*Records for the exercise*:
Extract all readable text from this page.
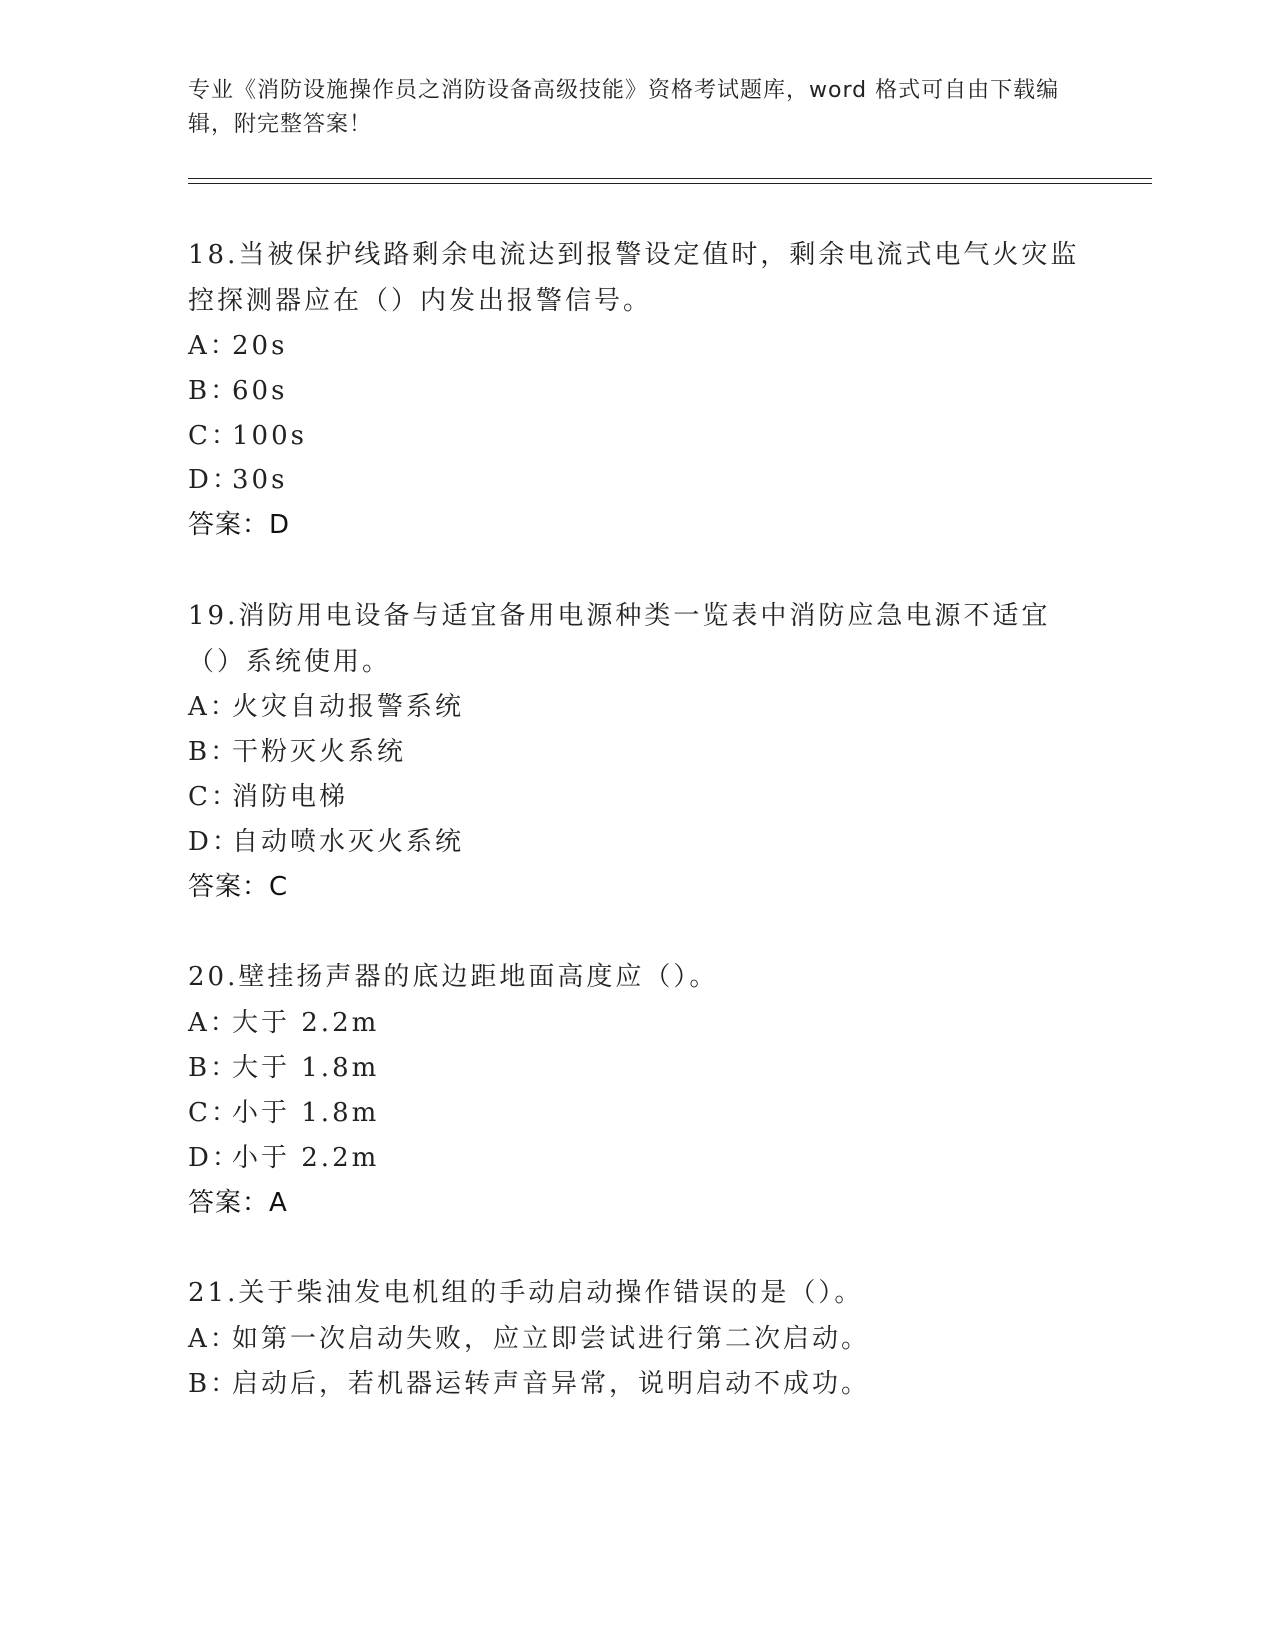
专业《消防设施操作员之消防设备高级技能》资格考试题库，word 格式可自由下载编辑，附完整答案！
18.当被保护线路剩余电流达到报警设定值时，剩余电流式电气火灾监控探测器应在（）内发出报警信号。
A：20s
B：60s
C：100s
D：30s
答案：D
19.消防用电设备与适宜备用电源种类一览表中消防应急电源不适宜（）系统使用。
A：火灾自动报警系统
B：干粉灭火系统
C：消防电梯
D：自动喷水灭火系统
答案：C
20.壁挂扬声器的底边距地面高度应（）。
A：大于 2.2m
B：大于 1.8m
C：小于 1.8m
D：小于 2.2m
答案：A
21.关于柴油发电机组的手动启动操作错误的是（）。
A：如第一次启动失败，应立即尝试进行第二次启动。
B：启动后，若机器运转声音异常，说明启动不成功。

*What you are asked to do*:
All of the material above needs to be restated exactly, with no pictures.

*Response to this exercise*:
Extract all readable text from this page.
专业《消防设施操作员之消防设备高级技能》资格考试题库，word 格式可自由下载编辑，附完整答案！
18.当被保护线路剩余电流达到报警设定值时，剩余电流式电气火灾监控探测器应在（）内发出报警信号。
A：20s
B：60s
C：100s
D：30s
答案：D
19.消防用电设备与适宜备用电源种类一览表中消防应急电源不适宜（）系统使用。
A：火灾自动报警系统
B：干粉灭火系统
C：消防电梯
D：自动喷水灭火系统
答案：C
20.壁挂扬声器的底边距地面高度应（）。
A：大于 2.2m
B：大于 1.8m
C：小于 1.8m
D：小于 2.2m
答案：A
21.关于柴油发电机组的手动启动操作错误的是（）。
A：如第一次启动失败，应立即尝试进行第二次启动。
B：启动后，若机器运转声音异常，说明启动不成功。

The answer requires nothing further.